JOB
Word for word, retype every entry in the listing.

RECORDS SHOWN
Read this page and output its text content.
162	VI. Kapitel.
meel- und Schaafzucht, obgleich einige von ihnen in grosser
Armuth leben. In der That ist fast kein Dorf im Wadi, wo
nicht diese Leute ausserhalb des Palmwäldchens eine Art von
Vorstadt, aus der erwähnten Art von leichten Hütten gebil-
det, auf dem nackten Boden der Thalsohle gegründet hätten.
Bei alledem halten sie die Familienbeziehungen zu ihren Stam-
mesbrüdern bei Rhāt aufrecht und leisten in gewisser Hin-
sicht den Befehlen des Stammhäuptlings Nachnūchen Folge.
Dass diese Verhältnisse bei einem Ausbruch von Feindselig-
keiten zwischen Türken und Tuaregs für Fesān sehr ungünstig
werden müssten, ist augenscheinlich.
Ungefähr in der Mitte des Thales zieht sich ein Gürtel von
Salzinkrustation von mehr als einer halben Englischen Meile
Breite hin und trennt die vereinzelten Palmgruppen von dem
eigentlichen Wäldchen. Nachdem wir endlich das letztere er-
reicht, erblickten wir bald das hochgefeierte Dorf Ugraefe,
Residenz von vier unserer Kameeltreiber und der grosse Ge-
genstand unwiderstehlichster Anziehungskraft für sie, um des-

REPLY TO THE EXERCISE
Read this page and output its text content.
162	VI. Kapitel.
meel- und Schaafzucht, obgleich einige von ihnen in grosser
Armuth leben. In der That ist fast kein Dorf im Wadi, wo
nicht diese Leute ausserhalb des Palmwäldchens eine Art von
Vorstadt, aus der erwähnten Art von leichten Hütten gebil-
det, auf dem nackten Boden der Thalsohle gegründet hätten.
Bei alledem halten sie die Familienbeziehungen zu ihren Stam-
mesbrüdern bei Rhāt aufrecht und leisten in gewisser Hin-
sicht den Befehlen des Stammhäuptlings Nachnūchen Folge.
Dass diese Verhältnisse bei einem Ausbruch von Feindselig-
keiten zwischen Türken und Tuaregs für Fesān sehr ungünstig
werden müssten, ist augenscheinlich.
Ungefähr in der Mitte des Thales zieht sich ein Gürtel von
Salzinkrustation von mehr als einer halben Englischen Meile
Breite hin und trennt die vereinzelten Palmgruppen von dem
eigentlichen Wäldchen. Nachdem wir endlich das letztere er-
reicht, erblickten wir bald das hochgefeierte Dorf Ugraefe,
Residenz von vier unserer Kameeltreiber und der grosse Ge-
genstand unwiderstehlichster Anziehungskraft für sie, um des-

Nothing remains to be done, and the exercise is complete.